Review the material and extract every line in which the word "JSON" occurs.

### [Task input]

******************************

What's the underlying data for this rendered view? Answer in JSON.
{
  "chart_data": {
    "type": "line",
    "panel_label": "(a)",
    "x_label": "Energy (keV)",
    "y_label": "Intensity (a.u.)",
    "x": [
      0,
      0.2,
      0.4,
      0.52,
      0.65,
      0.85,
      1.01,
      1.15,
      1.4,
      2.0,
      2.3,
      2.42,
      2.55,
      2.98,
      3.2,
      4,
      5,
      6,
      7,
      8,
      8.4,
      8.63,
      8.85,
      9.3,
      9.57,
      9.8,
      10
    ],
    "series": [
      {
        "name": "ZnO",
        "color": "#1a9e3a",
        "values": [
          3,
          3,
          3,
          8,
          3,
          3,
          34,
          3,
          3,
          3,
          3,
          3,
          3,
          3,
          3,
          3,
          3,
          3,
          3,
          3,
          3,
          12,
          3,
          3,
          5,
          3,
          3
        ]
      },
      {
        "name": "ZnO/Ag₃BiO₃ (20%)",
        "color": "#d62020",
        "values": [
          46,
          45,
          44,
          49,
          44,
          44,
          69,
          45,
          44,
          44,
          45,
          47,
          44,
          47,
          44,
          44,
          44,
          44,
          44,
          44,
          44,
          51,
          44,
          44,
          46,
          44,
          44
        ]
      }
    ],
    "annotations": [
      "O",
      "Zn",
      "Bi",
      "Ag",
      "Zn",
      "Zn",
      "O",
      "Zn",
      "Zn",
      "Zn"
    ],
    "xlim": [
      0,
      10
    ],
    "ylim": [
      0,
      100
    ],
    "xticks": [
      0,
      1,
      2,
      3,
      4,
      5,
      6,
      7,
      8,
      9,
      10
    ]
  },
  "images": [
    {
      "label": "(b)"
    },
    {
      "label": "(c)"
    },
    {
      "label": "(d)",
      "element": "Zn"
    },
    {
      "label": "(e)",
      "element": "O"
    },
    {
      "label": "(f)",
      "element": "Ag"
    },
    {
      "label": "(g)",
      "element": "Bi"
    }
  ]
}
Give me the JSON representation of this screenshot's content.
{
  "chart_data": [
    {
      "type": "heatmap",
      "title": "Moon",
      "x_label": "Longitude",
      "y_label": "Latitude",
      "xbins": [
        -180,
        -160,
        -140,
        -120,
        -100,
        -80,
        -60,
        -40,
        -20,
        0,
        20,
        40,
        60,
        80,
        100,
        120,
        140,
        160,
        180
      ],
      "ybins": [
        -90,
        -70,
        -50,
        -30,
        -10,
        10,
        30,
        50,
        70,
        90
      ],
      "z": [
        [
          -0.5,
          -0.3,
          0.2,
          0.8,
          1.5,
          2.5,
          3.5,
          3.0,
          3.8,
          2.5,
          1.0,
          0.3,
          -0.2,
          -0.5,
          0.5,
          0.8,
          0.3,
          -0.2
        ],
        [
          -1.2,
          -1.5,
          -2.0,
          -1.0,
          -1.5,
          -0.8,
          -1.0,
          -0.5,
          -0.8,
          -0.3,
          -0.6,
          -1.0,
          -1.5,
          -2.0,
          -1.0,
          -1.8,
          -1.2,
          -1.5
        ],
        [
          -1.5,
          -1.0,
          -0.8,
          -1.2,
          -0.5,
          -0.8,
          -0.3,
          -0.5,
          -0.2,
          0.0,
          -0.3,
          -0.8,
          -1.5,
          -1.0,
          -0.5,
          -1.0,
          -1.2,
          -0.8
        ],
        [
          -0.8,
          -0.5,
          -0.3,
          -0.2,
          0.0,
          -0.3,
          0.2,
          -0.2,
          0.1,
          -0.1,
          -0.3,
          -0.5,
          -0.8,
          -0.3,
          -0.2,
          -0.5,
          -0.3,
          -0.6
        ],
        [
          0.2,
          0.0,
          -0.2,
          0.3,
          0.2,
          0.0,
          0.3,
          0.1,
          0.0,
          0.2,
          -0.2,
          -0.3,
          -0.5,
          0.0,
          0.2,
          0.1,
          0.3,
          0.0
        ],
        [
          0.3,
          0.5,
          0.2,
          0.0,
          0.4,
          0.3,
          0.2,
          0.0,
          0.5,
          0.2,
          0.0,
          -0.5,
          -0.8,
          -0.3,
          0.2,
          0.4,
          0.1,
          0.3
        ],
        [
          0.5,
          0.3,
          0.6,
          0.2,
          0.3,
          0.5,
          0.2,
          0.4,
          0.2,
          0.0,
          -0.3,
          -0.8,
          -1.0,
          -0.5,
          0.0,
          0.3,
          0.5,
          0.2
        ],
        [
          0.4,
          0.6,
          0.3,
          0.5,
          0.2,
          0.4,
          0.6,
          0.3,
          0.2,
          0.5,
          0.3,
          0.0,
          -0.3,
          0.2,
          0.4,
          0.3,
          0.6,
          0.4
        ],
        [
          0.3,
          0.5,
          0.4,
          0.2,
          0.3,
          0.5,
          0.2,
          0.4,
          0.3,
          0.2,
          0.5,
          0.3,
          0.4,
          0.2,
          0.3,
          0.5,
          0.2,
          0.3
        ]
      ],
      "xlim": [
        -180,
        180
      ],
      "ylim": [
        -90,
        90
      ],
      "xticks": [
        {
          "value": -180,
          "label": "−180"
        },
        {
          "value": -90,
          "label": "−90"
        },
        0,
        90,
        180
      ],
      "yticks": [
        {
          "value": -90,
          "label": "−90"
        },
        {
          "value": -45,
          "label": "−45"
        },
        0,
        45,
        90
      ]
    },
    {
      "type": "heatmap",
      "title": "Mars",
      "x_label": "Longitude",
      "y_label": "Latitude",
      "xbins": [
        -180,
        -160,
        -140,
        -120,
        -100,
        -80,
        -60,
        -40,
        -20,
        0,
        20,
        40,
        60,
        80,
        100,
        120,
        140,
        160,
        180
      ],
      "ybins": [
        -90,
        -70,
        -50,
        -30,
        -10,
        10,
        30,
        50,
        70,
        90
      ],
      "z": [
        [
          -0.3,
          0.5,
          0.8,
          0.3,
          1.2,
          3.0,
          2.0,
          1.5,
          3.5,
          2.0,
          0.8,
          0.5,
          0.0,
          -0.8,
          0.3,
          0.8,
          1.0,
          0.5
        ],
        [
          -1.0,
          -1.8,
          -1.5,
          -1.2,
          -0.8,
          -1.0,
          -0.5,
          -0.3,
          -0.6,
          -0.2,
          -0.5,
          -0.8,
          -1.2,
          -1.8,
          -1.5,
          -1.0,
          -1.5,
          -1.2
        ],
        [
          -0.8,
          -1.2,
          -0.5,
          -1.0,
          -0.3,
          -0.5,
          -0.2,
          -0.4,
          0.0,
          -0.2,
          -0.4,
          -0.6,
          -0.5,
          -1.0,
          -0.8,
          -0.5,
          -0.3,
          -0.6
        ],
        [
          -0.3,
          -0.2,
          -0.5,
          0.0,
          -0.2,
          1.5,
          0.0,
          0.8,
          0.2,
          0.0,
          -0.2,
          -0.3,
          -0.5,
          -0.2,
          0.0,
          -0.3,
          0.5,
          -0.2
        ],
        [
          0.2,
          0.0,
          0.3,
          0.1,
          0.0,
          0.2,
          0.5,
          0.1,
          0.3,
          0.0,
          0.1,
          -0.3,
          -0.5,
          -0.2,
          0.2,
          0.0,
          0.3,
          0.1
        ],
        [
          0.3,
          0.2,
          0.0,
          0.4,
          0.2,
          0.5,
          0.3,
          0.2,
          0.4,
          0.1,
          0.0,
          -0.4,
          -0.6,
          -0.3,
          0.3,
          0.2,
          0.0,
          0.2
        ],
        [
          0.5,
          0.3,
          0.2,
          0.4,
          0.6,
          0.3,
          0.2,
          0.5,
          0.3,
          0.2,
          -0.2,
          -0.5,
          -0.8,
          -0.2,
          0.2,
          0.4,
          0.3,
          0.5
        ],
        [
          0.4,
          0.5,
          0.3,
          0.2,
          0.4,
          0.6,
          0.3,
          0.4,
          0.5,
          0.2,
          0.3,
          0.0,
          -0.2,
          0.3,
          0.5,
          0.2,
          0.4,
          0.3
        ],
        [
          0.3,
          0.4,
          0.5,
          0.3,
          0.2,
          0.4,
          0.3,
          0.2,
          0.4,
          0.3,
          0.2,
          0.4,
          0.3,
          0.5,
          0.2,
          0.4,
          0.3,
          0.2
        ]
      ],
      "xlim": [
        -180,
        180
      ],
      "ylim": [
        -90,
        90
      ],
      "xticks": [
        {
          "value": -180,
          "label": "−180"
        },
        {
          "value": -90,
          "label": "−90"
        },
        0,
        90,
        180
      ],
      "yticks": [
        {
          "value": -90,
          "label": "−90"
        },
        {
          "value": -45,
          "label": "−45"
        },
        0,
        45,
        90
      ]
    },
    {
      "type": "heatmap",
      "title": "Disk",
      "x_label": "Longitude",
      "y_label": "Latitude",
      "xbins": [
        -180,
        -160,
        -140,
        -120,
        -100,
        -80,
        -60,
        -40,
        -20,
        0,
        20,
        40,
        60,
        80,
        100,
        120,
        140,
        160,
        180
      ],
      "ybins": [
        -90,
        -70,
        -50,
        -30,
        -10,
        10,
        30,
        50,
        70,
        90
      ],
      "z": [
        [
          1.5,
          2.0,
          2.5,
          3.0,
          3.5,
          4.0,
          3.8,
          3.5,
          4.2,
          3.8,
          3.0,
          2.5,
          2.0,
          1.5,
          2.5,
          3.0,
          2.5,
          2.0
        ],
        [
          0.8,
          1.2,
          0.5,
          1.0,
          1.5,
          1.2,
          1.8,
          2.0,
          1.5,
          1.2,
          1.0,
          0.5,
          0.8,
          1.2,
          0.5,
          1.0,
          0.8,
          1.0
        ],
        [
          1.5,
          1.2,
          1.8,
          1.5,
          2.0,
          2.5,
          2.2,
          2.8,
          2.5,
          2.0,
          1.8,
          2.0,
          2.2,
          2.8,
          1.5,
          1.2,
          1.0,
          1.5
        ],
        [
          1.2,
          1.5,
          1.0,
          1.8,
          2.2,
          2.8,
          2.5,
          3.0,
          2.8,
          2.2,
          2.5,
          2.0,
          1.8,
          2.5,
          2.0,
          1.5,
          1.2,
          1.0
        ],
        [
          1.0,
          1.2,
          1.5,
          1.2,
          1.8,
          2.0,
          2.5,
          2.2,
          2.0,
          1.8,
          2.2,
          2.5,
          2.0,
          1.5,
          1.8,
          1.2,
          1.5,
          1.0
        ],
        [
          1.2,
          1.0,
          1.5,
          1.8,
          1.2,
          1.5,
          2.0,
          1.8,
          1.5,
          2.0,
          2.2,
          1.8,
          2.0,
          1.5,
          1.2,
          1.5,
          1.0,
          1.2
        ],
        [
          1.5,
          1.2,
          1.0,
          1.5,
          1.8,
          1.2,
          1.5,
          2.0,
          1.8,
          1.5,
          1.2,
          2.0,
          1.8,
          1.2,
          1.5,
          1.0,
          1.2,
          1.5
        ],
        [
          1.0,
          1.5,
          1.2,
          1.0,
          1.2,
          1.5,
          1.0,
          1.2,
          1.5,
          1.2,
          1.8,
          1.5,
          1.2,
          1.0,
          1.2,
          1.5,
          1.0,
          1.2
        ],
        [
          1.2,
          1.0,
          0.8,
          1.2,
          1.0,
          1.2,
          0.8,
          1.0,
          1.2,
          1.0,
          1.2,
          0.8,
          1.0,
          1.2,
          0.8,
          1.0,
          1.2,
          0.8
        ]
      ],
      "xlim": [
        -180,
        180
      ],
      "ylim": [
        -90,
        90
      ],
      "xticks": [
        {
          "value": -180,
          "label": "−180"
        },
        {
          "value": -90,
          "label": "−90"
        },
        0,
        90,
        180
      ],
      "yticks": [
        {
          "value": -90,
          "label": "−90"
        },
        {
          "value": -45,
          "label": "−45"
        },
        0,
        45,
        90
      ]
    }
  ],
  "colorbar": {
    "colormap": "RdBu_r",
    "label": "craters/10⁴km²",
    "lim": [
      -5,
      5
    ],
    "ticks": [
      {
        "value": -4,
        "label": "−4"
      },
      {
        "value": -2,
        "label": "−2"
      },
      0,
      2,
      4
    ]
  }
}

******************************

### [Answer for the task]
What's the underlying data for this rendered view? Answer in JSON.
Give me the JSON representation of this screenshot's content.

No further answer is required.